• Directions for this task:
Nothing may be dropped or altered: reproduce all the data.

• Data records:

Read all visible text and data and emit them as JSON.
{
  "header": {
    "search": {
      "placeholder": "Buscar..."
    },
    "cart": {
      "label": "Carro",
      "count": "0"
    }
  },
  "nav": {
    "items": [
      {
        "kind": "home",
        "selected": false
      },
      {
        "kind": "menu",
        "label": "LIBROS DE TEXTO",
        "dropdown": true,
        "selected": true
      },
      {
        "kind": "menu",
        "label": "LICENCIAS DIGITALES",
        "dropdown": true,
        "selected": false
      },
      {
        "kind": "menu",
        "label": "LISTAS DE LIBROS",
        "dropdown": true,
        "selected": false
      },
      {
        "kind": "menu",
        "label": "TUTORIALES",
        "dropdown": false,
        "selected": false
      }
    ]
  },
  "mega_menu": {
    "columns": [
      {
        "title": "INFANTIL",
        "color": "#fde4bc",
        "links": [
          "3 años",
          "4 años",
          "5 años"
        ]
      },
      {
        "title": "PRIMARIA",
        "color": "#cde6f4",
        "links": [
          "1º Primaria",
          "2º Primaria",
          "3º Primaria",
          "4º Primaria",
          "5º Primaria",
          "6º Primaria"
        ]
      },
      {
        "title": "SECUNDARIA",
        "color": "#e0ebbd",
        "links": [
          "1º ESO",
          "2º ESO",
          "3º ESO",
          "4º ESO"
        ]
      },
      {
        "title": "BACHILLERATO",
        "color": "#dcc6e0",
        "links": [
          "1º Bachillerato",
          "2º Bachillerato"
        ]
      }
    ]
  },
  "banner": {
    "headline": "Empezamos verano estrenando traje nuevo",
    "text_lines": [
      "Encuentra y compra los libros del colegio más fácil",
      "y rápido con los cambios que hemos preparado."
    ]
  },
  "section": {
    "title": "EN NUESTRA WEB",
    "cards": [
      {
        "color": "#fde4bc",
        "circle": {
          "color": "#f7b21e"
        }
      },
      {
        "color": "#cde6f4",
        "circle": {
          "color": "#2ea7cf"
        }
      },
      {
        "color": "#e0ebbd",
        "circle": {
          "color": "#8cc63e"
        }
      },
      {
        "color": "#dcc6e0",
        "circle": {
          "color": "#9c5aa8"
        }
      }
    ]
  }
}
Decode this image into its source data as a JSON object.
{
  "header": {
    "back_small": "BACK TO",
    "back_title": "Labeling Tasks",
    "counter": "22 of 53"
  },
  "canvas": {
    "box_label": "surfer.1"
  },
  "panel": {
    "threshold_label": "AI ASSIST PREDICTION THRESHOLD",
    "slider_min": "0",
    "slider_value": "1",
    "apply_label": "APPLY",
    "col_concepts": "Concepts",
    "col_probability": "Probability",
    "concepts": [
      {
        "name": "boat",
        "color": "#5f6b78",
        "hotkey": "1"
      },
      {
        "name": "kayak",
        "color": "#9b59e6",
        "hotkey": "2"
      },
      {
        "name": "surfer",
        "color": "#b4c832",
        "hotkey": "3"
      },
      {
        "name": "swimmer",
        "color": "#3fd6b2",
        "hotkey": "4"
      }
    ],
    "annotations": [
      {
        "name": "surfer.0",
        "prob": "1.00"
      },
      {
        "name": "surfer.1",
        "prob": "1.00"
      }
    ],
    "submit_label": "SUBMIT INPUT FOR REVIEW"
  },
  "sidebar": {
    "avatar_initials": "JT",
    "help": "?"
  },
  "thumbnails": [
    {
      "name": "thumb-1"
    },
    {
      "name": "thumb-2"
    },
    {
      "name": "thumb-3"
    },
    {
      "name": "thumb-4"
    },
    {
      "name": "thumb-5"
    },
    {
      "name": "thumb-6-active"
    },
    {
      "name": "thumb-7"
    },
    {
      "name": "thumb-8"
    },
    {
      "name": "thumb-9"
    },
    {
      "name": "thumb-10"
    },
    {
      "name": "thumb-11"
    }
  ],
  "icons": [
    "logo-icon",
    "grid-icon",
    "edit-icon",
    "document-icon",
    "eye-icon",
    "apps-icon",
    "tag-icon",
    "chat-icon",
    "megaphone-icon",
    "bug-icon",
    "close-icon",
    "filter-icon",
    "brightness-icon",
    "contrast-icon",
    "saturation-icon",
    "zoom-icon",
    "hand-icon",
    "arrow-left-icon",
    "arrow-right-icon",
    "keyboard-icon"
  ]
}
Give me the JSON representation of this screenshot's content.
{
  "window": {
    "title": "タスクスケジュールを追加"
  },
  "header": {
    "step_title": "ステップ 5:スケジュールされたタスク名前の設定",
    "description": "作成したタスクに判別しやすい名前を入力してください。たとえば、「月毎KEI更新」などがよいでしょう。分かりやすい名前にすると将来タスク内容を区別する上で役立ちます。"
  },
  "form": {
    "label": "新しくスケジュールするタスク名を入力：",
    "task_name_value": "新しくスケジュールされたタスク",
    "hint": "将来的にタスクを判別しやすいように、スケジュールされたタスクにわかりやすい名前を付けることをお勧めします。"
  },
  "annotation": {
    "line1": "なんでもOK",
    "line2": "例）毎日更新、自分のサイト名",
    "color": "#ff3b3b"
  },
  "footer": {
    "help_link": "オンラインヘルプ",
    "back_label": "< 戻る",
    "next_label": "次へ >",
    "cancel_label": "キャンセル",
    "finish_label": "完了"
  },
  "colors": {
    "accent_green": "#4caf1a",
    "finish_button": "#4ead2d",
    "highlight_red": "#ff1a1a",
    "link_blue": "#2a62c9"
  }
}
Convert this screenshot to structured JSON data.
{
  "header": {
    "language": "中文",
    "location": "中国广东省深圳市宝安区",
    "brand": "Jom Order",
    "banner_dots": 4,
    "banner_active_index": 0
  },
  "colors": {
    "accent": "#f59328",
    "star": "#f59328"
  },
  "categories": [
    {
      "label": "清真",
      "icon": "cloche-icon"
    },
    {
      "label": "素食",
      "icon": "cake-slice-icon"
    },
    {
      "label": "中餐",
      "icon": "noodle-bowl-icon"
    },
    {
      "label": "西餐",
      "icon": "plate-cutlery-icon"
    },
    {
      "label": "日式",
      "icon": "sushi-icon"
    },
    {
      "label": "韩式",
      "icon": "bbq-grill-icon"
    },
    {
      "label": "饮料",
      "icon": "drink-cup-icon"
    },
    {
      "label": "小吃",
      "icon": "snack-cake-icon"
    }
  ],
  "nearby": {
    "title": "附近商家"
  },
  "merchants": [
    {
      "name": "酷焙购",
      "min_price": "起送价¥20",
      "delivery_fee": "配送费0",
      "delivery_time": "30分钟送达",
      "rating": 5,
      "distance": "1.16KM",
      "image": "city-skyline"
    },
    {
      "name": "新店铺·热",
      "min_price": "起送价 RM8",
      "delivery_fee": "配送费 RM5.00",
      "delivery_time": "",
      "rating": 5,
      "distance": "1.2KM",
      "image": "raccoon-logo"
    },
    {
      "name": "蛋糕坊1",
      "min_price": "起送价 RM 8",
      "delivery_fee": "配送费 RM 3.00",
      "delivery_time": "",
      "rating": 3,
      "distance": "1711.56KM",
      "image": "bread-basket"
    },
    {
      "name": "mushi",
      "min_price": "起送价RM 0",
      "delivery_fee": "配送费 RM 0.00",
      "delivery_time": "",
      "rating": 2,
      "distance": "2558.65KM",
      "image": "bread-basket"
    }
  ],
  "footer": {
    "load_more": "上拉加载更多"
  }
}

• Expected output:
Read all visible text and data and emit them as JSON.
{
  "header": {
    "search": {
      "placeholder": "Buscar..."
    },
    "cart": {
      "label": "Carro",
      "count": "0"
    }
  },
  "nav": {
    "items": [
      {
        "kind": "home",
        "selected": false
      },
      {
        "kind": "menu",
        "label": "LIBROS DE TEXTO",
        "dropdown": true,
        "selected": true
      },
      {
        "kind": "menu",
        "label": "LICENCIAS DIGITALES",
        "dropdown": true,
        "selected": false
      },
      {
        "kind": "menu",
        "label": "LISTAS DE LIBROS",
        "dropdown": true,
        "selected": false
      },
      {
        "kind": "menu",
        "label": "TUTORIALES",
        "dropdown": false,
        "selected": false
      }
    ]
  },
  "mega_menu": {
    "columns": [
      {
        "title": "INFANTIL",
        "color": "#fde4bc",
        "links": [
          "3 años",
          "4 años",
          "5 años"
        ]
      },
      {
        "title": "PRIMARIA",
        "color": "#cde6f4",
        "links": [
          "1º Primaria",
          "2º Primaria",
          "3º Primaria",
          "4º Primaria",
          "5º Primaria",
          "6º Primaria"
        ]
      },
      {
        "title": "SECUNDARIA",
        "color": "#e0ebbd",
        "links": [
          "1º ESO",
          "2º ESO",
          "3º ESO",
          "4º ESO"
        ]
      },
      {
        "title": "BACHILLERATO",
        "color": "#dcc6e0",
        "links": [
          "1º Bachillerato",
          "2º Bachillerato"
        ]
      }
    ]
  },
  "banner": {
    "headline": "Empezamos verano estrenando traje nuevo",
    "text_lines": [
      "Encuentra y compra los libros del colegio más fácil",
      "y rápido con los cambios que hemos preparado."
    ]
  },
  "section": {
    "title": "EN NUESTRA WEB",
    "cards": [
      {
        "color": "#fde4bc",
        "circle": {
          "color": "#f7b21e"
        }
      },
      {
        "color": "#cde6f4",
        "circle": {
          "color": "#2ea7cf"
        }
      },
      {
        "color": "#e0ebbd",
        "circle": {
          "color": "#8cc63e"
        }
      },
      {
        "color": "#dcc6e0",
        "circle": {
          "color": "#9c5aa8"
        }
      }
    ]
  }
}
Decode this image into its source data as a JSON object.
{
  "header": {
    "back_small": "BACK TO",
    "back_title": "Labeling Tasks",
    "counter": "22 of 53"
  },
  "canvas": {
    "box_label": "surfer.1"
  },
  "panel": {
    "threshold_label": "AI ASSIST PREDICTION THRESHOLD",
    "slider_min": "0",
    "slider_value": "1",
    "apply_label": "APPLY",
    "col_concepts": "Concepts",
    "col_probability": "Probability",
    "concepts": [
      {
        "name": "boat",
        "color": "#5f6b78",
        "hotkey": "1"
      },
      {
        "name": "kayak",
        "color": "#9b59e6",
        "hotkey": "2"
      },
      {
        "name": "surfer",
        "color": "#b4c832",
        "hotkey": "3"
      },
      {
        "name": "swimmer",
        "color": "#3fd6b2",
        "hotkey": "4"
      }
    ],
    "annotations": [
      {
        "name": "surfer.0",
        "prob": "1.00"
      },
      {
        "name": "surfer.1",
        "prob": "1.00"
      }
    ],
    "submit_label": "SUBMIT INPUT FOR REVIEW"
  },
  "sidebar": {
    "avatar_initials": "JT",
    "help": "?"
  },
  "thumbnails": [
    {
      "name": "thumb-1"
    },
    {
      "name": "thumb-2"
    },
    {
      "name": "thumb-3"
    },
    {
      "name": "thumb-4"
    },
    {
      "name": "thumb-5"
    },
    {
      "name": "thumb-6-active"
    },
    {
      "name": "thumb-7"
    },
    {
      "name": "thumb-8"
    },
    {
      "name": "thumb-9"
    },
    {
      "name": "thumb-10"
    },
    {
      "name": "thumb-11"
    }
  ],
  "icons": [
    "logo-icon",
    "grid-icon",
    "edit-icon",
    "document-icon",
    "eye-icon",
    "apps-icon",
    "tag-icon",
    "chat-icon",
    "megaphone-icon",
    "bug-icon",
    "close-icon",
    "filter-icon",
    "brightness-icon",
    "contrast-icon",
    "saturation-icon",
    "zoom-icon",
    "hand-icon",
    "arrow-left-icon",
    "arrow-right-icon",
    "keyboard-icon"
  ]
}
Give me the JSON representation of this screenshot's content.
{
  "window": {
    "title": "タスクスケジュールを追加"
  },
  "header": {
    "step_title": "ステップ 5:スケジュールされたタスク名前の設定",
    "description": "作成したタスクに判別しやすい名前を入力してください。たとえば、「月毎KEI更新」などがよいでしょう。分かりやすい名前にすると将来タスク内容を区別する上で役立ちます。"
  },
  "form": {
    "label": "新しくスケジュールするタスク名を入力：",
    "task_name_value": "新しくスケジュールされたタスク",
    "hint": "将来的にタスクを判別しやすいように、スケジュールされたタスクにわかりやすい名前を付けることをお勧めします。"
  },
  "annotation": {
    "line1": "なんでもOK",
    "line2": "例）毎日更新、自分のサイト名",
    "color": "#ff3b3b"
  },
  "footer": {
    "help_link": "オンラインヘルプ",
    "back_label": "< 戻る",
    "next_label": "次へ >",
    "cancel_label": "キャンセル",
    "finish_label": "完了"
  },
  "colors": {
    "accent_green": "#4caf1a",
    "finish_button": "#4ead2d",
    "highlight_red": "#ff1a1a",
    "link_blue": "#2a62c9"
  }
}
Convert this screenshot to structured JSON data.
{
  "header": {
    "language": "中文",
    "location": "中国广东省深圳市宝安区",
    "brand": "Jom Order",
    "banner_dots": 4,
    "banner_active_index": 0
  },
  "colors": {
    "accent": "#f59328",
    "star": "#f59328"
  },
  "categories": [
    {
      "label": "清真",
      "icon": "cloche-icon"
    },
    {
      "label": "素食",
      "icon": "cake-slice-icon"
    },
    {
      "label": "中餐",
      "icon": "noodle-bowl-icon"
    },
    {
      "label": "西餐",
      "icon": "plate-cutlery-icon"
    },
    {
      "label": "日式",
      "icon": "sushi-icon"
    },
    {
      "label": "韩式",
      "icon": "bbq-grill-icon"
    },
    {
      "label": "饮料",
      "icon": "drink-cup-icon"
    },
    {
      "label": "小吃",
      "icon": "snack-cake-icon"
    }
  ],
  "nearby": {
    "title": "附近商家"
  },
  "merchants": [
    {
      "name": "酷焙购",
      "min_price": "起送价¥20",
      "delivery_fee": "配送费0",
      "delivery_time": "30分钟送达",
      "rating": 5,
      "distance": "1.16KM",
      "image": "city-skyline"
    },
    {
      "name": "新店铺·热",
      "min_price": "起送价 RM8",
      "delivery_fee": "配送费 RM5.00",
      "delivery_time": "",
      "rating": 5,
      "distance": "1.2KM",
      "image": "raccoon-logo"
    },
    {
      "name": "蛋糕坊1",
      "min_price": "起送价 RM 8",
      "delivery_fee": "配送费 RM 3.00",
      "delivery_time": "",
      "rating": 3,
      "distance": "1711.56KM",
      "image": "bread-basket"
    },
    {
      "name": "mushi",
      "min_price": "起送价RM 0",
      "delivery_fee": "配送费 RM 0.00",
      "delivery_time": "",
      "rating": 2,
      "distance": "2558.65KM",
      "image": "bread-basket"
    }
  ],
  "footer": {
    "load_more": "上拉加载更多"
  }
}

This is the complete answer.